## What is asked
Show every line that has the string "suppression" in it.
══ Listed records ══
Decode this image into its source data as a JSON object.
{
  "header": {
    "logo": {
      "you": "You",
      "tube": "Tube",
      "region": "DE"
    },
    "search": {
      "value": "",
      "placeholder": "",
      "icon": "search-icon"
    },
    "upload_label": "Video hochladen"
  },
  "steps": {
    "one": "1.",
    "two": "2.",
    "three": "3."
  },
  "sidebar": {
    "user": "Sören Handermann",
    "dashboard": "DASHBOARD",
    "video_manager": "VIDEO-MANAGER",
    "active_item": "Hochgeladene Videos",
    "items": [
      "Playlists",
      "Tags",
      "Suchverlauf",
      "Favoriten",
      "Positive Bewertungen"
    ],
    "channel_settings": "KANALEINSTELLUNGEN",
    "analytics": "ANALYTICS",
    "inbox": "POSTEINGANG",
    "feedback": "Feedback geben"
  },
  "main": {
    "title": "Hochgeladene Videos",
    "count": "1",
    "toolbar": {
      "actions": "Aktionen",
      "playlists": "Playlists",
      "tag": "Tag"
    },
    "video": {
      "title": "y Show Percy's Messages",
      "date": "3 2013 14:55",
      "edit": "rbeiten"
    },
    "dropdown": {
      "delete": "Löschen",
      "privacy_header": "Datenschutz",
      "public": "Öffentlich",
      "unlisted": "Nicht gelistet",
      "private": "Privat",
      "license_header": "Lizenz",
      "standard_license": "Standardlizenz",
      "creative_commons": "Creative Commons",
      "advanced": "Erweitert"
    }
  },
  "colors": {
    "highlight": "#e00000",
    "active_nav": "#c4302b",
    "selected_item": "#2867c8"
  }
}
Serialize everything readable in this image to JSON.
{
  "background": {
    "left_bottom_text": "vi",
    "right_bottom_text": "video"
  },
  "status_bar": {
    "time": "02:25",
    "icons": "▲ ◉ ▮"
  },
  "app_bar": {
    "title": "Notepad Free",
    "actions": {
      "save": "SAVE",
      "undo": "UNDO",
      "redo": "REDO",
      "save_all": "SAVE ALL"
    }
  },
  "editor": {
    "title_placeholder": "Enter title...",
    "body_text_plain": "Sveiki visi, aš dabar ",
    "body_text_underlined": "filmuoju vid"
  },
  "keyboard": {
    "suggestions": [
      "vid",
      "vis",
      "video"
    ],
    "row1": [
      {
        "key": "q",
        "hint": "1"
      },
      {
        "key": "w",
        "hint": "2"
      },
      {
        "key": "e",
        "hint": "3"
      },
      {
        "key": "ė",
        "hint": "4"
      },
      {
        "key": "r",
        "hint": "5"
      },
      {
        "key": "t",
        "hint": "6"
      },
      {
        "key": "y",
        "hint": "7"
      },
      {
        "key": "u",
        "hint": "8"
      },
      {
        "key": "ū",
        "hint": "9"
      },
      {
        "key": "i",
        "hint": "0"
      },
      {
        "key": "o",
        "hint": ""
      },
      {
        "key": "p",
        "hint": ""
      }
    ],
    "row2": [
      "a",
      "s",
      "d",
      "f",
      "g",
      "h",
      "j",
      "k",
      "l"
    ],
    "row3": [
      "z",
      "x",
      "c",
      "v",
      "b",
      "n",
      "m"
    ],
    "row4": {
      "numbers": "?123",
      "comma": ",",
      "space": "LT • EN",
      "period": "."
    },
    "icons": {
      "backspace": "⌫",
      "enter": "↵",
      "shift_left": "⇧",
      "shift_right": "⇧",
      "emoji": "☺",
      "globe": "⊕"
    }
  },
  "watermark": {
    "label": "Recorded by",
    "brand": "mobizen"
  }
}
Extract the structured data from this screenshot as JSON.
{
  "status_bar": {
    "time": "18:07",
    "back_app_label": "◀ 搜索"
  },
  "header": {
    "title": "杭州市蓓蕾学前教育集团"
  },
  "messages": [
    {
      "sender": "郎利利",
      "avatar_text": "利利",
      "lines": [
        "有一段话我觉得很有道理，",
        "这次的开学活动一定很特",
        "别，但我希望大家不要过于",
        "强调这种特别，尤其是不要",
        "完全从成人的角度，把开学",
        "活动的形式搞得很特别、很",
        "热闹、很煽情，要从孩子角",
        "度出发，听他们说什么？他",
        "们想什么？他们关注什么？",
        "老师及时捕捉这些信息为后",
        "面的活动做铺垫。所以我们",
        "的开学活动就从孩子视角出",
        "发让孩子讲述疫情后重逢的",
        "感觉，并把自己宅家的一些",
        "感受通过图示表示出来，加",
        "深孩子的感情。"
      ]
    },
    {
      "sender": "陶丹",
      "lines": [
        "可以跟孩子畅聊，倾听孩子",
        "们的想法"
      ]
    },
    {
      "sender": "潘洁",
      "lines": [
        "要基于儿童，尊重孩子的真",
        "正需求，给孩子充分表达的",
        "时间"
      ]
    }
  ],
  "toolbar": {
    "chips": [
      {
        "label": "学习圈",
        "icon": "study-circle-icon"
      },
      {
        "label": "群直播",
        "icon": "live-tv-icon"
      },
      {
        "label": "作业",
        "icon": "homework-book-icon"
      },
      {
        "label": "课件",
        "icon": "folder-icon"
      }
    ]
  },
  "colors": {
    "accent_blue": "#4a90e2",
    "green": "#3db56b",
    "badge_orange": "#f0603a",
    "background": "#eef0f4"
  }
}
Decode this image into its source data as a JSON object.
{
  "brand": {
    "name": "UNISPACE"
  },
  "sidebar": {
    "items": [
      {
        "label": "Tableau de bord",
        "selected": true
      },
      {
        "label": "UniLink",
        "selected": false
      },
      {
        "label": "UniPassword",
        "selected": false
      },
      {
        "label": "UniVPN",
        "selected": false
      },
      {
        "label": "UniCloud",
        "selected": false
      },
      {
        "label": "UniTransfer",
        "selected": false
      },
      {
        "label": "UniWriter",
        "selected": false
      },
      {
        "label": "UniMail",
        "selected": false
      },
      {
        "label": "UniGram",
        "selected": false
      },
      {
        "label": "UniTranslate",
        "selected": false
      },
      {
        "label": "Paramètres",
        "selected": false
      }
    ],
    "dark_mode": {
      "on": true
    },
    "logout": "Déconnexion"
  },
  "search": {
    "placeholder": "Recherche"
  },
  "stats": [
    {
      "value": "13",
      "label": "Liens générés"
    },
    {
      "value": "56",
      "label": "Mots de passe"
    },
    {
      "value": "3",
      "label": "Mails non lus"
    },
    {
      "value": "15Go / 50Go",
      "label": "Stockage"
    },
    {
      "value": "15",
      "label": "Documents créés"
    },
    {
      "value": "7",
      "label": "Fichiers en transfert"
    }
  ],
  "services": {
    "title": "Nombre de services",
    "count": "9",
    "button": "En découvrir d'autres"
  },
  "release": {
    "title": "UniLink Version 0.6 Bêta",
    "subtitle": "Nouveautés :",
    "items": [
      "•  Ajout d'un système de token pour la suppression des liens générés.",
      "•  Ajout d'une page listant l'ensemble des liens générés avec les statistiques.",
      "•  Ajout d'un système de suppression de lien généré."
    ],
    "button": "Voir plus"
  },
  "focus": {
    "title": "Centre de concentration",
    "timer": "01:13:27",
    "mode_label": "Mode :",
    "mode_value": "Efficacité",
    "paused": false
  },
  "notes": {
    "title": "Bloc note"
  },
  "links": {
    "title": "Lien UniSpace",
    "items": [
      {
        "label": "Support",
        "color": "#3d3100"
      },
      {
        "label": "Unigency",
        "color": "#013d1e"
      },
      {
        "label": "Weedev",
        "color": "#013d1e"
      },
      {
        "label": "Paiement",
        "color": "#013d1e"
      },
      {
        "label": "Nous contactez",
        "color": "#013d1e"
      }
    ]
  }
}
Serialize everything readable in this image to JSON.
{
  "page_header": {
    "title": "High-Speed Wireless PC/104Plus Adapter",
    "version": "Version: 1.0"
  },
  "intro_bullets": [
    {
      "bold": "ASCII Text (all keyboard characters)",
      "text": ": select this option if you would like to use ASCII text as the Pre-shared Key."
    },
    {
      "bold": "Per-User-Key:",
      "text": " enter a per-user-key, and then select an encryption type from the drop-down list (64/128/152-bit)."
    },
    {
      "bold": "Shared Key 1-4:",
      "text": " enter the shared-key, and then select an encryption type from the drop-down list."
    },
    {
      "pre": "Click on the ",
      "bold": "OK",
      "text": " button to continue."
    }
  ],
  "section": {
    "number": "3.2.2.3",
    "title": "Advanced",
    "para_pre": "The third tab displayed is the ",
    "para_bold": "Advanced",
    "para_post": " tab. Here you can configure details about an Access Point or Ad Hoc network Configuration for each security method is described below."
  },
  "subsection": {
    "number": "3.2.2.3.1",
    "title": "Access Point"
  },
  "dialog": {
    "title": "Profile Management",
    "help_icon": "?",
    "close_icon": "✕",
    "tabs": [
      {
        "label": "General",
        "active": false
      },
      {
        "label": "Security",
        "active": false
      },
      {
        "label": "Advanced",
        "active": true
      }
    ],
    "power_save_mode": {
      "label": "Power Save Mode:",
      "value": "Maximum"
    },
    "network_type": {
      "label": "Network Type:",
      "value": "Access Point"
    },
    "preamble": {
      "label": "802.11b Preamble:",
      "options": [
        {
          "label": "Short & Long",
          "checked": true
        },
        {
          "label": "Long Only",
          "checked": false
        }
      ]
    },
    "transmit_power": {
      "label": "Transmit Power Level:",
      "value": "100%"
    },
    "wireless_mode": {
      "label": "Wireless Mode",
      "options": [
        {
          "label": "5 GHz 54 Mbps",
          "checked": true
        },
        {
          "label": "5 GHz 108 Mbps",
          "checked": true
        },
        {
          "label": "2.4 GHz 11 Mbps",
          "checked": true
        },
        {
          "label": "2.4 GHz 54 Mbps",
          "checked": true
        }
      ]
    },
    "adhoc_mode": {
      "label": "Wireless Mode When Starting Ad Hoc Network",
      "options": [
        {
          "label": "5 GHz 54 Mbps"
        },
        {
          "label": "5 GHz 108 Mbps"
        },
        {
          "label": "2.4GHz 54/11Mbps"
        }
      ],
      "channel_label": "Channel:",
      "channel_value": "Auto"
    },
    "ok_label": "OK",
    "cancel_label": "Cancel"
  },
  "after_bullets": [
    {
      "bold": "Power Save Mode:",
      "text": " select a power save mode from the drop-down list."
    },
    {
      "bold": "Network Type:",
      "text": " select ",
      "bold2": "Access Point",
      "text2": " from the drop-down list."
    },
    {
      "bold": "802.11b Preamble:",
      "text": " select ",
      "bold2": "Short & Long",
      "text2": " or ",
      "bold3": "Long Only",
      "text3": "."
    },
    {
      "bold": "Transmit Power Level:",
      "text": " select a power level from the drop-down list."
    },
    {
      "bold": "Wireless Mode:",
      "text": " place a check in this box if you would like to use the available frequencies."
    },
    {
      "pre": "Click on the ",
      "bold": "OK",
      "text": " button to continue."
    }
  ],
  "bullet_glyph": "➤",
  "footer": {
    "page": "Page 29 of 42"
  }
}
═══
## Exercise answer
      "•  Ajout d'un système de token pour la suppression des liens générés.",
      "•  Ajout d'un système de suppression de lien généré."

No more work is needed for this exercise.